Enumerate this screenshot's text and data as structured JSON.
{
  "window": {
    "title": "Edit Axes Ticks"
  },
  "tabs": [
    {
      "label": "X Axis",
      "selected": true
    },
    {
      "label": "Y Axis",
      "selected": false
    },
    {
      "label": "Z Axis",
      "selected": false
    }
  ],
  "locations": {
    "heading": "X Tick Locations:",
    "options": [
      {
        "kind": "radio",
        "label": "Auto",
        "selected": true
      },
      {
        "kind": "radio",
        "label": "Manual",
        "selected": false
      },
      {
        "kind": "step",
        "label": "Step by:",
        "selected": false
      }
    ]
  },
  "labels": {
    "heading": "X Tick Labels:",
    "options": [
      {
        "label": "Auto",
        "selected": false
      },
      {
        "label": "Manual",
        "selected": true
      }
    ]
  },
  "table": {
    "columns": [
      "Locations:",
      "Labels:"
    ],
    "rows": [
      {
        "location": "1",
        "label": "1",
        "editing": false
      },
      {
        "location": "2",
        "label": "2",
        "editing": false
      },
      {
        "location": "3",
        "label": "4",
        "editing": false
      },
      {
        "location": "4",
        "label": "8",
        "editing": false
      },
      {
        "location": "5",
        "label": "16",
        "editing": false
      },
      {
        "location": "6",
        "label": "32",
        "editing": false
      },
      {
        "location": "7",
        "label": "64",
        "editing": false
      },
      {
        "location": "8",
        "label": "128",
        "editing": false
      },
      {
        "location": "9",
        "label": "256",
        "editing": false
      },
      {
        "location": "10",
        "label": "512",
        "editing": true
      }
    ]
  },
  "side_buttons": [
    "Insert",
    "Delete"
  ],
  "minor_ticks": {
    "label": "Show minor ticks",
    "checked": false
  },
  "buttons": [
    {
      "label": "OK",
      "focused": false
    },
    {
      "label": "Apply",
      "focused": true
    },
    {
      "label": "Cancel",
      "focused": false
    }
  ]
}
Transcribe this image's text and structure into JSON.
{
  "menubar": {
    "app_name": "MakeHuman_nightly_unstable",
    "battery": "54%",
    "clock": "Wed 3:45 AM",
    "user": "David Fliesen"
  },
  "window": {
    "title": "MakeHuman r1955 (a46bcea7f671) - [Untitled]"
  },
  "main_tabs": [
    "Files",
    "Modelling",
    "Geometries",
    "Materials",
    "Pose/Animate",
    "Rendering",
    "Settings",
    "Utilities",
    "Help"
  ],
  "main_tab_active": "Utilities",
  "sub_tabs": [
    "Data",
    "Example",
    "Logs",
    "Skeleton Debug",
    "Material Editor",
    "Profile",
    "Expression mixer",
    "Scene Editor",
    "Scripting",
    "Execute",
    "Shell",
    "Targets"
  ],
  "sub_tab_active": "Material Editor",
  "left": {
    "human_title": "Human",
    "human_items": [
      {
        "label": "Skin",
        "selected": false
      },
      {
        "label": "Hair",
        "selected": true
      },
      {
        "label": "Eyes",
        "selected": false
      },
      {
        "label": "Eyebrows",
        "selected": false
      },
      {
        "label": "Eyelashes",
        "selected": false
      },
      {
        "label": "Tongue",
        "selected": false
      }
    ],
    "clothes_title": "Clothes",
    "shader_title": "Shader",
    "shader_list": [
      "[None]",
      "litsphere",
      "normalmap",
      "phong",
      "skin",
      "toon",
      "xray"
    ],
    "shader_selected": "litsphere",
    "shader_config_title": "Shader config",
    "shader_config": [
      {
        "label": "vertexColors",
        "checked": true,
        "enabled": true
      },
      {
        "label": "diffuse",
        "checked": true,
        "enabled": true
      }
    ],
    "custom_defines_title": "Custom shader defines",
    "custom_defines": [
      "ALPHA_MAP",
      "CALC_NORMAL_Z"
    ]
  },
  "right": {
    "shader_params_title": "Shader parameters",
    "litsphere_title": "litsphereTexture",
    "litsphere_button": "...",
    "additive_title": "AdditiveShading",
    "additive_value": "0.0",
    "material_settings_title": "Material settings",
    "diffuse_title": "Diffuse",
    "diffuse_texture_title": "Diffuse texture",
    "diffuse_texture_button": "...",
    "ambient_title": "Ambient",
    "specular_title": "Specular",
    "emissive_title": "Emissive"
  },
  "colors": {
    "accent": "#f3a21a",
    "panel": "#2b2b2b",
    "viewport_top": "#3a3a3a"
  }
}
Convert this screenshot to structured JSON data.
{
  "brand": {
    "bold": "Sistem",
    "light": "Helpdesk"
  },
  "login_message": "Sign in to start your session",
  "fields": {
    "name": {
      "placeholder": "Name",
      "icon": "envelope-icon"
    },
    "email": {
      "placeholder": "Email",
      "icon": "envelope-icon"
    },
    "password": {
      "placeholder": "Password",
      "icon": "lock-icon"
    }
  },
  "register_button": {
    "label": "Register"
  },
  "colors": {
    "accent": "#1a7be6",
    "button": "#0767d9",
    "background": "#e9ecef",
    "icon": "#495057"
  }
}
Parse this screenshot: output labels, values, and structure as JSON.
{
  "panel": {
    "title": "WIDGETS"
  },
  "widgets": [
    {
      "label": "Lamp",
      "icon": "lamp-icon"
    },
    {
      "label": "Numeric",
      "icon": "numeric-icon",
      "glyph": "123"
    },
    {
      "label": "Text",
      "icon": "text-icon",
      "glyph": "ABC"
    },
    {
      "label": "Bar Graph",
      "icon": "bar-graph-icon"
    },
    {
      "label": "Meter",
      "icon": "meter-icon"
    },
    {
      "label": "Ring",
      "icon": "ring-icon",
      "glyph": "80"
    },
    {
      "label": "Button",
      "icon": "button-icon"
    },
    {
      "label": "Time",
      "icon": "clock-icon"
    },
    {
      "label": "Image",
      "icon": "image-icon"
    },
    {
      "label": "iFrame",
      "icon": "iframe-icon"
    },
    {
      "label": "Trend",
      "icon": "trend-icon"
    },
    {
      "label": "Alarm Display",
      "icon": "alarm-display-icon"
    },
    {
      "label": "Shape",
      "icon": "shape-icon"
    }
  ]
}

**Given instruction**: Please repeat all the records above exactly as they appear.

**Reply**:
Enumerate this screenshot's text and data as structured JSON.
{
  "window": {
    "title": "Edit Axes Ticks"
  },
  "tabs": [
    {
      "label": "X Axis",
      "selected": true
    },
    {
      "label": "Y Axis",
      "selected": false
    },
    {
      "label": "Z Axis",
      "selected": false
    }
  ],
  "locations": {
    "heading": "X Tick Locations:",
    "options": [
      {
        "kind": "radio",
        "label": "Auto",
        "selected": true
      },
      {
        "kind": "radio",
        "label": "Manual",
        "selected": false
      },
      {
        "kind": "step",
        "label": "Step by:",
        "selected": false
      }
    ]
  },
  "labels": {
    "heading": "X Tick Labels:",
    "options": [
      {
        "label": "Auto",
        "selected": false
      },
      {
        "label": "Manual",
        "selected": true
      }
    ]
  },
  "table": {
    "columns": [
      "Locations:",
      "Labels:"
    ],
    "rows": [
      {
        "location": "1",
        "label": "1",
        "editing": false
      },
      {
        "location": "2",
        "label": "2",
        "editing": false
      },
      {
        "location": "3",
        "label": "4",
        "editing": false
      },
      {
        "location": "4",
        "label": "8",
        "editing": false
      },
      {
        "location": "5",
        "label": "16",
        "editing": false
      },
      {
        "location": "6",
        "label": "32",
        "editing": false
      },
      {
        "location": "7",
        "label": "64",
        "editing": false
      },
      {
        "location": "8",
        "label": "128",
        "editing": false
      },
      {
        "location": "9",
        "label": "256",
        "editing": false
      },
      {
        "location": "10",
        "label": "512",
        "editing": true
      }
    ]
  },
  "side_buttons": [
    "Insert",
    "Delete"
  ],
  "minor_ticks": {
    "label": "Show minor ticks",
    "checked": false
  },
  "buttons": [
    {
      "label": "OK",
      "focused": false
    },
    {
      "label": "Apply",
      "focused": true
    },
    {
      "label": "Cancel",
      "focused": false
    }
  ]
}
Transcribe this image's text and structure into JSON.
{
  "menubar": {
    "app_name": "MakeHuman_nightly_unstable",
    "battery": "54%",
    "clock": "Wed 3:45 AM",
    "user": "David Fliesen"
  },
  "window": {
    "title": "MakeHuman r1955 (a46bcea7f671) - [Untitled]"
  },
  "main_tabs": [
    "Files",
    "Modelling",
    "Geometries",
    "Materials",
    "Pose/Animate",
    "Rendering",
    "Settings",
    "Utilities",
    "Help"
  ],
  "main_tab_active": "Utilities",
  "sub_tabs": [
    "Data",
    "Example",
    "Logs",
    "Skeleton Debug",
    "Material Editor",
    "Profile",
    "Expression mixer",
    "Scene Editor",
    "Scripting",
    "Execute",
    "Shell",
    "Targets"
  ],
  "sub_tab_active": "Material Editor",
  "left": {
    "human_title": "Human",
    "human_items": [
      {
        "label": "Skin",
        "selected": false
      },
      {
        "label": "Hair",
        "selected": true
      },
      {
        "label": "Eyes",
        "selected": false
      },
      {
        "label": "Eyebrows",
        "selected": false
      },
      {
        "label": "Eyelashes",
        "selected": false
      },
      {
        "label": "Tongue",
        "selected": false
      }
    ],
    "clothes_title": "Clothes",
    "shader_title": "Shader",
    "shader_list": [
      "[None]",
      "litsphere",
      "normalmap",
      "phong",
      "skin",
      "toon",
      "xray"
    ],
    "shader_selected": "litsphere",
    "shader_config_title": "Shader config",
    "shader_config": [
      {
        "label": "vertexColors",
        "checked": true,
        "enabled": true
      },
      {
        "label": "diffuse",
        "checked": true,
        "enabled": true
      }
    ],
    "custom_defines_title": "Custom shader defines",
    "custom_defines": [
      "ALPHA_MAP",
      "CALC_NORMAL_Z"
    ]
  },
  "right": {
    "shader_params_title": "Shader parameters",
    "litsphere_title": "litsphereTexture",
    "litsphere_button": "...",
    "additive_title": "AdditiveShading",
    "additive_value": "0.0",
    "material_settings_title": "Material settings",
    "diffuse_title": "Diffuse",
    "diffuse_texture_title": "Diffuse texture",
    "diffuse_texture_button": "...",
    "ambient_title": "Ambient",
    "specular_title": "Specular",
    "emissive_title": "Emissive"
  },
  "colors": {
    "accent": "#f3a21a",
    "panel": "#2b2b2b",
    "viewport_top": "#3a3a3a"
  }
}
Convert this screenshot to structured JSON data.
{
  "brand": {
    "bold": "Sistem",
    "light": "Helpdesk"
  },
  "login_message": "Sign in to start your session",
  "fields": {
    "name": {
      "placeholder": "Name",
      "icon": "envelope-icon"
    },
    "email": {
      "placeholder": "Email",
      "icon": "envelope-icon"
    },
    "password": {
      "placeholder": "Password",
      "icon": "lock-icon"
    }
  },
  "register_button": {
    "label": "Register"
  },
  "colors": {
    "accent": "#1a7be6",
    "button": "#0767d9",
    "background": "#e9ecef",
    "icon": "#495057"
  }
}
Parse this screenshot: output labels, values, and structure as JSON.
{
  "panel": {
    "title": "WIDGETS"
  },
  "widgets": [
    {
      "label": "Lamp",
      "icon": "lamp-icon"
    },
    {
      "label": "Numeric",
      "icon": "numeric-icon",
      "glyph": "123"
    },
    {
      "label": "Text",
      "icon": "text-icon",
      "glyph": "ABC"
    },
    {
      "label": "Bar Graph",
      "icon": "bar-graph-icon"
    },
    {
      "label": "Meter",
      "icon": "meter-icon"
    },
    {
      "label": "Ring",
      "icon": "ring-icon",
      "glyph": "80"
    },
    {
      "label": "Button",
      "icon": "button-icon"
    },
    {
      "label": "Time",
      "icon": "clock-icon"
    },
    {
      "label": "Image",
      "icon": "image-icon"
    },
    {
      "label": "iFrame",
      "icon": "iframe-icon"
    },
    {
      "label": "Trend",
      "icon": "trend-icon"
    },
    {
      "label": "Alarm Display",
      "icon": "alarm-display-icon"
    },
    {
      "label": "Shape",
      "icon": "shape-icon"
    }
  ]
}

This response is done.